▸ **INSTRUÇÕES**
[a] No texto sobre composição musical com crianças, de onde partem muitas vezes os mundos do dia a dia que as crianças trazem para a música? Enumere-os todos.
[b] Prossiga o texto sobre composição musical com crianças a partir da última frase apresentada.

▸ **TEXTO**

Objetivos e Alcance da investigação

Imaginemos a mente de Beatriz, uma criança de seis anos, já com alguma

experiência musical, no momento em que se depara diante de uma tarefa de composição

musical: um emaranhado de imagens sonoras, prontas a serem utilizadas no processo de

criação. Desde que comecei a trabalhar composição musical com crianças desta idade, que

me apercebi que, muitas vezes, o tema base que as lança em direção aos materiais sonoros

é exterior a questões musicais. Por outras palavras, raramente as crianças me dizem,

“Quero construir um ritmo com quatro batimentos e duas pausas”, apenas para dar um

exemplo. Mesmo no 2º e 3º ano do trabalho de campo, quando já possuíam conhecimentos

e vocabulário suficientes para o fazer, isto nunca aconteceu. Normalmente, e mesmo

quando o tema para a composição já está definido, parece haver uma necessidade de trazer

para a música as vivências do seu mundo de todos os dias. Esses mundos partem muitas

vezes de histórias que conhecem, de brincadeiras imaginárias, de locais por onde passaram,

de pessoas de quem gostam. Como é possível traduzir em música estas ideias? Como é que

isso acontece?

Voltemos então a Beatriz. Beatriz quer compor uma música sobre uma princesa. A

história começa: "Era uma vez uma princesa muito bonita".

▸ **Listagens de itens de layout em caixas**

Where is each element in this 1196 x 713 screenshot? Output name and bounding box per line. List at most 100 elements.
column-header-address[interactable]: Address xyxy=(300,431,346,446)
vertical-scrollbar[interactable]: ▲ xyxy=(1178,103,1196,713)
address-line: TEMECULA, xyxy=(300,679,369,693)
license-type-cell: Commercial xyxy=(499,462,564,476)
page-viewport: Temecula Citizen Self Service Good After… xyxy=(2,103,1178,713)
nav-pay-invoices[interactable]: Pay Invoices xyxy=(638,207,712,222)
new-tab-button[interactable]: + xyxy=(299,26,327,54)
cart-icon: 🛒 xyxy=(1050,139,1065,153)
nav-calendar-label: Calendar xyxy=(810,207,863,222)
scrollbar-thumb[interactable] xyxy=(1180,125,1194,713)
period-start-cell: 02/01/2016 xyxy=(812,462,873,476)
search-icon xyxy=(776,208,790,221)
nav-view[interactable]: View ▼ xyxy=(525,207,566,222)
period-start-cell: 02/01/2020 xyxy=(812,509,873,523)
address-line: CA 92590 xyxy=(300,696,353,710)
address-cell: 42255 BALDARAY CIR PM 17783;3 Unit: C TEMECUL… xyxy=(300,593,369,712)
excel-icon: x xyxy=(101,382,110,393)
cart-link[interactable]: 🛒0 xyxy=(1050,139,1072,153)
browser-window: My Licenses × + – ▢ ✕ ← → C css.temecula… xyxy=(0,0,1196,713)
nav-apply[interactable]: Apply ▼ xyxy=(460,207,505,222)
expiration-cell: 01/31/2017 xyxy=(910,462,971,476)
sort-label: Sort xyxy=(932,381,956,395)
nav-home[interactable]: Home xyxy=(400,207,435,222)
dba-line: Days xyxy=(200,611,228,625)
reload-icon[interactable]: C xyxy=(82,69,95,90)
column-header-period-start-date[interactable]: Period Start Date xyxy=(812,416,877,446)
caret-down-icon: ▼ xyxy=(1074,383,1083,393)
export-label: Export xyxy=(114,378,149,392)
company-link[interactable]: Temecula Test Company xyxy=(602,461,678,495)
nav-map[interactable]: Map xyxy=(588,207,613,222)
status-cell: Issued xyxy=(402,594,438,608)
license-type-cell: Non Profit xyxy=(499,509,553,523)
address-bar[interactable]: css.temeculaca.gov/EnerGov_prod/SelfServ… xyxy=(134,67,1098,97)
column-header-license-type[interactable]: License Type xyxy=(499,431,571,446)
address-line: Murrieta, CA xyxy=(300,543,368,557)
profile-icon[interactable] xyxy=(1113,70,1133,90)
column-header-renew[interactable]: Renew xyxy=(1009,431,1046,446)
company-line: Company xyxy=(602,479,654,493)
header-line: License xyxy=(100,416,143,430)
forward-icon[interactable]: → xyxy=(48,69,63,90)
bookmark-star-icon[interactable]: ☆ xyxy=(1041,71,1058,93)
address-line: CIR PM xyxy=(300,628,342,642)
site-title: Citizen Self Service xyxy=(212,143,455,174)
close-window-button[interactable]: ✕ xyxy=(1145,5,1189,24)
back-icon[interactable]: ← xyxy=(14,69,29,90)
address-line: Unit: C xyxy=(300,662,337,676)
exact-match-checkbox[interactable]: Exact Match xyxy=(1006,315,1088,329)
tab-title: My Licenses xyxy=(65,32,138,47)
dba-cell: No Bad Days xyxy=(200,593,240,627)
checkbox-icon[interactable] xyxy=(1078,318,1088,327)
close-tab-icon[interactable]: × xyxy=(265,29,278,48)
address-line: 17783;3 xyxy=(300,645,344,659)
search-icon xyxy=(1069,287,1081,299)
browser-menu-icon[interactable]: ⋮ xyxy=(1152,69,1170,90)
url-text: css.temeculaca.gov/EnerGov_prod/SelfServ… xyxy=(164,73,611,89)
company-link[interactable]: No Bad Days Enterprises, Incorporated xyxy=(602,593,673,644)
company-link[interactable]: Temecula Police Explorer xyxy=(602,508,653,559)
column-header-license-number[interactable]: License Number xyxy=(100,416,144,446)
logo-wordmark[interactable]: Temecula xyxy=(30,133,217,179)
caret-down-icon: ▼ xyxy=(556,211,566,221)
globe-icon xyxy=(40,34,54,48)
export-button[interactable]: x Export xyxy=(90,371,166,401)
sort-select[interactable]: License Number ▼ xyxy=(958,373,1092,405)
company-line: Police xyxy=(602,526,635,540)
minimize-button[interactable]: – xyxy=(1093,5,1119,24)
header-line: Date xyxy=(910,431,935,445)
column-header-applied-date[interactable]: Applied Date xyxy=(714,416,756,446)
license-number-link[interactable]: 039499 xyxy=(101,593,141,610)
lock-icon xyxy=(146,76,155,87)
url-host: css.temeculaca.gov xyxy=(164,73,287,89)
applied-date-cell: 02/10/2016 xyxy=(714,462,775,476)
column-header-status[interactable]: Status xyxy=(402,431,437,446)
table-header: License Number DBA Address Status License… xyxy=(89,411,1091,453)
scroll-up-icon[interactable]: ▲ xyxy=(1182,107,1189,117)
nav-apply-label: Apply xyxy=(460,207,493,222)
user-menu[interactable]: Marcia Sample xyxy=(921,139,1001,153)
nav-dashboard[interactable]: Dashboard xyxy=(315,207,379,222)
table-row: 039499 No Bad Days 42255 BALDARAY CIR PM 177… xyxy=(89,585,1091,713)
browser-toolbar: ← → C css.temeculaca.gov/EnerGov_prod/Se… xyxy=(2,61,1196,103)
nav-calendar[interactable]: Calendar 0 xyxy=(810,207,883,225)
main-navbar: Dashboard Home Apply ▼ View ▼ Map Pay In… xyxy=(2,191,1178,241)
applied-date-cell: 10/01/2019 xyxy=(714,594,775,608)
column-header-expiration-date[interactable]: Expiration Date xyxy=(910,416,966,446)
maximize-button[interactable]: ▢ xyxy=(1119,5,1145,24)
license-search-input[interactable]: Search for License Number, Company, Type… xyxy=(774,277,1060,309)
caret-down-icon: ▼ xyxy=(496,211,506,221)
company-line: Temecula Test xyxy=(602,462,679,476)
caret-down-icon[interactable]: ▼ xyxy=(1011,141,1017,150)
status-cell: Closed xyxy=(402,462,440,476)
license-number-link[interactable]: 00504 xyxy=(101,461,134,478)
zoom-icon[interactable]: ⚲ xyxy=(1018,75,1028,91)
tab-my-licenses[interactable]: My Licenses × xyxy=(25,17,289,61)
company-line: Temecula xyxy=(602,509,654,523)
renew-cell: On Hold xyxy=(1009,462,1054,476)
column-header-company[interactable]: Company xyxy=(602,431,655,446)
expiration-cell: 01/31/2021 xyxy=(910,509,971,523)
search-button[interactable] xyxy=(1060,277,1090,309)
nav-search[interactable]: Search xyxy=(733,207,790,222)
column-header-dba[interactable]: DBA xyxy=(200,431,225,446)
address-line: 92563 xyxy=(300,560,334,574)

▸ **RESPOSTAS**
[a]
- histórias que conhecem
- brincadeiras imaginárias
- locais por onde passaram
- pessoas de quem gostam

[b]
Questiono-me então, como é que Beatriz sabe que encontrou a "fórmula" certa que

traduz na perfeição, a nível musical, o início da sua história. Haverá algum instrumento

que seja adequado a "uma princesa"? Qual a dinâmica certa para o "era uma vez"? Mas a

verdade é que sei que a Beatriz, a certa altura, me irá mostrar um motivo, um tema, um

“chunk” como lhe chamou Wiggins (2003, 2007, 2011) que ela reconhece como o início da

música da sua princesa. Porquê Beatriz?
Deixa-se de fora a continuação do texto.